### DATA SUPPLIED ###

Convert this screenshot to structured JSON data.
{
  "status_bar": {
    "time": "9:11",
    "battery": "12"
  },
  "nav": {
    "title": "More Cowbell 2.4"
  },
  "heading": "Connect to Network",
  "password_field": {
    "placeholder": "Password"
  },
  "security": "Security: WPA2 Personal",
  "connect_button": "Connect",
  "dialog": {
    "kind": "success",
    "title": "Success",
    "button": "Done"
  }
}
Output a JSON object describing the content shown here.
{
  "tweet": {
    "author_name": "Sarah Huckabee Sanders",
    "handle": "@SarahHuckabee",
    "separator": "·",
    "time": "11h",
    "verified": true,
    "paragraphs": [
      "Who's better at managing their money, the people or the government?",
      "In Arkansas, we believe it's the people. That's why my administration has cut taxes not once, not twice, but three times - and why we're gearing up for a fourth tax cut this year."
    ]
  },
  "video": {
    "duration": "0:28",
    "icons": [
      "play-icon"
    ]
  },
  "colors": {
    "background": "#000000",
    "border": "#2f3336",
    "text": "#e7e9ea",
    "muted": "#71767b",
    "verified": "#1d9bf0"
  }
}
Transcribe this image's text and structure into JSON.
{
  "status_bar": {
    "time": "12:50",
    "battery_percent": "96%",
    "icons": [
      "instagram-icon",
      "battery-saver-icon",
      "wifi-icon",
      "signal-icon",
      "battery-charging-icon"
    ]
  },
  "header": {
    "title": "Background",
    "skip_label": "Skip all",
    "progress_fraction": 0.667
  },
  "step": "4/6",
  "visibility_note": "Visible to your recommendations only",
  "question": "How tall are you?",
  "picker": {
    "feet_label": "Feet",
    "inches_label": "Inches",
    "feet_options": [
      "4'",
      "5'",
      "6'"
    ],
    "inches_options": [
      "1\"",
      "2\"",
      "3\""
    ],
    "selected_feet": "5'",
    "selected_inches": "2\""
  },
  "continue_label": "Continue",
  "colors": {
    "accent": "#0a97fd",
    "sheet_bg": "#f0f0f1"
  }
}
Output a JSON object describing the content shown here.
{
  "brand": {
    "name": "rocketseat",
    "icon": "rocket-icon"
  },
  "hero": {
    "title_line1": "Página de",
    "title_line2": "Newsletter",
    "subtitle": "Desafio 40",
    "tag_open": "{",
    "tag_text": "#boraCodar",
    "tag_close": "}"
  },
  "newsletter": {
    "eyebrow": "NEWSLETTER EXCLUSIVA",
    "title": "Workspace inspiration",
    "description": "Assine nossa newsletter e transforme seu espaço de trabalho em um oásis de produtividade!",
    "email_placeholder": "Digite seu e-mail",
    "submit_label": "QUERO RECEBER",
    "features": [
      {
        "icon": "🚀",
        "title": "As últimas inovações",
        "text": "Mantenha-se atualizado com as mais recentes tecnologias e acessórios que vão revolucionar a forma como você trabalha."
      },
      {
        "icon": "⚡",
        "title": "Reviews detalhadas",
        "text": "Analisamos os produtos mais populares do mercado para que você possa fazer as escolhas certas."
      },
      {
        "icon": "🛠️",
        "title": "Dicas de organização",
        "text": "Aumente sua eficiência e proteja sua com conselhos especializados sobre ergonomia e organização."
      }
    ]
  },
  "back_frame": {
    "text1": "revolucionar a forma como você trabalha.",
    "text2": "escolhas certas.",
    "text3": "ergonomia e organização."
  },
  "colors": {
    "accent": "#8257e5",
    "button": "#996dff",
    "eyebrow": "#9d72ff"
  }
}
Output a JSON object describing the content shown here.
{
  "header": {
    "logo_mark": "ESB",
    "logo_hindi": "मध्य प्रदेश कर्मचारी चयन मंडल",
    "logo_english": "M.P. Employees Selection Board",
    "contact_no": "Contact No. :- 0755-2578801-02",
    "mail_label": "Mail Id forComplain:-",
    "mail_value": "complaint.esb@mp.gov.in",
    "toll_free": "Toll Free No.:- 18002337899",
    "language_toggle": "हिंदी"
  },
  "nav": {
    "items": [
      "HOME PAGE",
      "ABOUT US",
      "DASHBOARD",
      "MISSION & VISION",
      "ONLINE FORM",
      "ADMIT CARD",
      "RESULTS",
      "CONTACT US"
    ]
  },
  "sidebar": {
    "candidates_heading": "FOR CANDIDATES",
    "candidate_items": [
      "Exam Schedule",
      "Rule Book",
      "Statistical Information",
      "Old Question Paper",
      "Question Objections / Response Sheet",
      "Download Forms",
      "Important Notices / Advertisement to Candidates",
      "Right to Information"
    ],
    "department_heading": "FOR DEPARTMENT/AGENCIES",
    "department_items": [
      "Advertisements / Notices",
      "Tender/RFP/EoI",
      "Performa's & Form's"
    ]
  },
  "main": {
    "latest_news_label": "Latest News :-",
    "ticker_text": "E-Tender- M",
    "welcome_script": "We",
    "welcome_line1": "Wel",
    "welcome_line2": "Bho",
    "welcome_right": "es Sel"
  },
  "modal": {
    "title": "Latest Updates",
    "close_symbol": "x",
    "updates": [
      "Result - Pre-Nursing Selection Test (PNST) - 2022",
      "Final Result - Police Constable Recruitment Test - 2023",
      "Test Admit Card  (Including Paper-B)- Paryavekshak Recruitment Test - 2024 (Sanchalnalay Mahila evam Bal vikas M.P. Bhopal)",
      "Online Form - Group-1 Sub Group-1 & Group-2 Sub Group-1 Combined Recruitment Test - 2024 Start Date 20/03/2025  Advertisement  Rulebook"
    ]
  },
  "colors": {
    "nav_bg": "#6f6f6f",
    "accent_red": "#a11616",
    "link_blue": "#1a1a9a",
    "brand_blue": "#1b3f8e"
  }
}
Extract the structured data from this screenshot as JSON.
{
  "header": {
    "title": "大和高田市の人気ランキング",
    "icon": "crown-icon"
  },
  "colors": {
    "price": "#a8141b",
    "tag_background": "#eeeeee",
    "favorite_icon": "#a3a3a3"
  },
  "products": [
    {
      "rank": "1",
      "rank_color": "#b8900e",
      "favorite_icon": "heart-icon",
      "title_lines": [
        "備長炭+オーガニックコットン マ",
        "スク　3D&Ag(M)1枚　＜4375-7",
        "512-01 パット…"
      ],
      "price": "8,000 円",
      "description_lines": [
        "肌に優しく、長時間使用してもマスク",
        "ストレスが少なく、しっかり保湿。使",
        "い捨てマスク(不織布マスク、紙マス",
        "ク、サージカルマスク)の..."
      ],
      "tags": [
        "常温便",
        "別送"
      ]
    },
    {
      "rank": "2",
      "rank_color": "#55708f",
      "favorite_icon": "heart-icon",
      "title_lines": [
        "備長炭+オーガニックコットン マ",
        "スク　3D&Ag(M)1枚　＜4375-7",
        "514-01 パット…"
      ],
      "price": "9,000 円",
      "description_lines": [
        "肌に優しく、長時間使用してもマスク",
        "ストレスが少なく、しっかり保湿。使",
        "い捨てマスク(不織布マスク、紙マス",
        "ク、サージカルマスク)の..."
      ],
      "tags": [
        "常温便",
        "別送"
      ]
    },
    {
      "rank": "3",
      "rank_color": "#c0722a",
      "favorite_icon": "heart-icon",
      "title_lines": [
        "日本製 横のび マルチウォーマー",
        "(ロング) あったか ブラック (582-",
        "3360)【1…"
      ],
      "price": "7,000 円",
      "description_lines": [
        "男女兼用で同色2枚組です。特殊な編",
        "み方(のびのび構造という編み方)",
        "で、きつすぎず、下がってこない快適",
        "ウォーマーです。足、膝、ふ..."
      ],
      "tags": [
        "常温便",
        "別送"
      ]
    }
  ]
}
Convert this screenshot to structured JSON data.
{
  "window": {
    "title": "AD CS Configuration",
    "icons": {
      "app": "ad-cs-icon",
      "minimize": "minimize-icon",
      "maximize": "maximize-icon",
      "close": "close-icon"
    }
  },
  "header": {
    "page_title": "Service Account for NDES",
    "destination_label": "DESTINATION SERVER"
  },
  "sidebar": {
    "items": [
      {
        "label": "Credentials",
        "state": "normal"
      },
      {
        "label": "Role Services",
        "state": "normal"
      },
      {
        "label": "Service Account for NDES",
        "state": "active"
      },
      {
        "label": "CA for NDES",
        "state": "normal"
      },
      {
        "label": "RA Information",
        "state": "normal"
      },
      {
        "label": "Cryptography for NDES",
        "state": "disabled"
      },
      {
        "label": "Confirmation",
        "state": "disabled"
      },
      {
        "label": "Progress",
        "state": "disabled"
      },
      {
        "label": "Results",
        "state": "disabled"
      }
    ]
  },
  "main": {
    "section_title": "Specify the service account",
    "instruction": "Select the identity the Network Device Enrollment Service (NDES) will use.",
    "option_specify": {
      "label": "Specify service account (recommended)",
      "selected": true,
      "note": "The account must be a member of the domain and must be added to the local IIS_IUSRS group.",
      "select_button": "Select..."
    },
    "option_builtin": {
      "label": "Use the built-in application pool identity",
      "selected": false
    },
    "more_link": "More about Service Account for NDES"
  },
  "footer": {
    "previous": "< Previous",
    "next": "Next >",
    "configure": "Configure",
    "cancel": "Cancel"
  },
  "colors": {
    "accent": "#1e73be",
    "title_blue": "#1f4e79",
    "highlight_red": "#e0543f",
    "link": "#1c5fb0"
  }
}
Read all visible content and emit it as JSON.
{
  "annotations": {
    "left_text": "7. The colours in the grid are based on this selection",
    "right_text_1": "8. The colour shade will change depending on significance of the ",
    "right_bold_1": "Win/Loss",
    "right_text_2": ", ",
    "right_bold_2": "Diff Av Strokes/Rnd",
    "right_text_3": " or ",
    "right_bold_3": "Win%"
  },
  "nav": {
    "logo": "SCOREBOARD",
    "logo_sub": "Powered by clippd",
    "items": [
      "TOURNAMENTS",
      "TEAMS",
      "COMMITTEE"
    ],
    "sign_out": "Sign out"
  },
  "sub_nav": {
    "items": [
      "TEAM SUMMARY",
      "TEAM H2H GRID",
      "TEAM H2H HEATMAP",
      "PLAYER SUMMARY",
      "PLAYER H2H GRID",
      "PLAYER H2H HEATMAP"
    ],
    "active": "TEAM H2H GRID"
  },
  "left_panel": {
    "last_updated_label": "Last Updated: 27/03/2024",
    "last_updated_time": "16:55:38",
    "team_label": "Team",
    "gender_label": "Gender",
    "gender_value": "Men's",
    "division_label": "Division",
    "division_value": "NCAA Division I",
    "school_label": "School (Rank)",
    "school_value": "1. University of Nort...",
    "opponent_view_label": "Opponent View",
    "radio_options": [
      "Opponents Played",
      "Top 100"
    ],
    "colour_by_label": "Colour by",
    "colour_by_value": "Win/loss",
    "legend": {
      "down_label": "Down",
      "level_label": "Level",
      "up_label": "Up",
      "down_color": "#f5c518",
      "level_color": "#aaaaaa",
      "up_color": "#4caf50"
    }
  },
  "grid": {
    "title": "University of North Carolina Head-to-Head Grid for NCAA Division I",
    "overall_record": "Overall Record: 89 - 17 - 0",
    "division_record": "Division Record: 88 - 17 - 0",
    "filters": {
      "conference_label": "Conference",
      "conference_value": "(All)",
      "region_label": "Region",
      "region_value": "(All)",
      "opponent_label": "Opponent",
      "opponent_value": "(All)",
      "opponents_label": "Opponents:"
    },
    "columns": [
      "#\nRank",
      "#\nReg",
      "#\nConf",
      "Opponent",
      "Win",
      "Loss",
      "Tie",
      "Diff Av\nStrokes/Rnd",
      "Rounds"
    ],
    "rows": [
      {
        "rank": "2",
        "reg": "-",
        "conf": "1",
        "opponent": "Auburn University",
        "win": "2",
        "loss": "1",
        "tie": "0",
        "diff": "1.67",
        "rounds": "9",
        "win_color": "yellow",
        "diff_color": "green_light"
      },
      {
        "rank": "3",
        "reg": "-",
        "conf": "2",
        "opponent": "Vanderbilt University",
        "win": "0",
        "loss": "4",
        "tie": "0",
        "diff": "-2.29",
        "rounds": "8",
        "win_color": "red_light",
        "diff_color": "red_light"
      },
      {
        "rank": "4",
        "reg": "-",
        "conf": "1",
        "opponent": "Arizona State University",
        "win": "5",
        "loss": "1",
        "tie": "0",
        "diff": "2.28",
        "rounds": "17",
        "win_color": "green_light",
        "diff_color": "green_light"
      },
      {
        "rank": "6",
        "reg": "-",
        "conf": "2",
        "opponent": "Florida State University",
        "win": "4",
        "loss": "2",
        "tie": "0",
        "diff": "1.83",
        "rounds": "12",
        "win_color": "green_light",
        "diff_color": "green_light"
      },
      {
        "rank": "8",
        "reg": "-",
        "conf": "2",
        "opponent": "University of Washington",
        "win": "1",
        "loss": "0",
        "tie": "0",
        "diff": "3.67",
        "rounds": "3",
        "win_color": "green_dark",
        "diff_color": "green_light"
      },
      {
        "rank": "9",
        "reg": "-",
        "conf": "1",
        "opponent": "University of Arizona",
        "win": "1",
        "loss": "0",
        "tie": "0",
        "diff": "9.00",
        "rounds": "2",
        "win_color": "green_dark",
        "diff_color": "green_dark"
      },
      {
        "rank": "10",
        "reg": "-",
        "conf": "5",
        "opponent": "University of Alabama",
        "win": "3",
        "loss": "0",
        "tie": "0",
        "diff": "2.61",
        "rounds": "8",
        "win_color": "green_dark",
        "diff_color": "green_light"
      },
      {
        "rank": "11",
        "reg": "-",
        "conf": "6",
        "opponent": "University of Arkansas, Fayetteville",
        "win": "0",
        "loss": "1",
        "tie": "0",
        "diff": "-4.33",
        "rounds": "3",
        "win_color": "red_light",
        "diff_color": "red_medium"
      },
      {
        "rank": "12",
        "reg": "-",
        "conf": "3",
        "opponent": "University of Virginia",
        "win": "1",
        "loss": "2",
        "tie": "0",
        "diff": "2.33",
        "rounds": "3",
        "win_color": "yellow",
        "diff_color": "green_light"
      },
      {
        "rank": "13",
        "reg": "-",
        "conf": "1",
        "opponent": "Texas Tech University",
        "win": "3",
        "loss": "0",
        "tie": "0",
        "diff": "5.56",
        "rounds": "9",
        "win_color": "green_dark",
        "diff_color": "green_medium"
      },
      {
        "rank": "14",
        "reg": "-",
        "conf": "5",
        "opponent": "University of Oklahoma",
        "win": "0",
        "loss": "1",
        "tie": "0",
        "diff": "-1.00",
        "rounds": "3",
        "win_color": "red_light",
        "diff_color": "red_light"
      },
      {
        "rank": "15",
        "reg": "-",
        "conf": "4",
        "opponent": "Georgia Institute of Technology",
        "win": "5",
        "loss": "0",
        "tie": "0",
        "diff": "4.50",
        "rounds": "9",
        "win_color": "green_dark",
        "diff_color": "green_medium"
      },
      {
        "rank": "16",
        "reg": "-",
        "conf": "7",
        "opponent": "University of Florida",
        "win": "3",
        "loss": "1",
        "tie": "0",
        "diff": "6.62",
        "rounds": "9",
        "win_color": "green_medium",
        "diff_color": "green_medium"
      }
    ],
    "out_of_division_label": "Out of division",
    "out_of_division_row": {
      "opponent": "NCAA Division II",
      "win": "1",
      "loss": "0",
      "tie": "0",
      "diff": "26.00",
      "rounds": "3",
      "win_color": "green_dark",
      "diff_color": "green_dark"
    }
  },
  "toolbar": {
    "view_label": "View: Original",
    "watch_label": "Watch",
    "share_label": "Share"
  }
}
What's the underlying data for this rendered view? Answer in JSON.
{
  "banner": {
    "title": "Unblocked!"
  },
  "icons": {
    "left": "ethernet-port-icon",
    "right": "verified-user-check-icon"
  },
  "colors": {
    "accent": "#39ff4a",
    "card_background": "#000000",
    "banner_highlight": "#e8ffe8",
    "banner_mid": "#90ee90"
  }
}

###

> **WRITTEN INSTRUCTION**
Report all lines of the material that contain the word "Paper".

> **SOLUTION TO THIS EXERCISE**
      "Old Question Paper",
      "Test Admit Card  (Including Paper-B)- Paryavekshak Recruitment Test - 2024 (Sanchalnalay Mahila evam Bal vikas M.P. Bhopal)",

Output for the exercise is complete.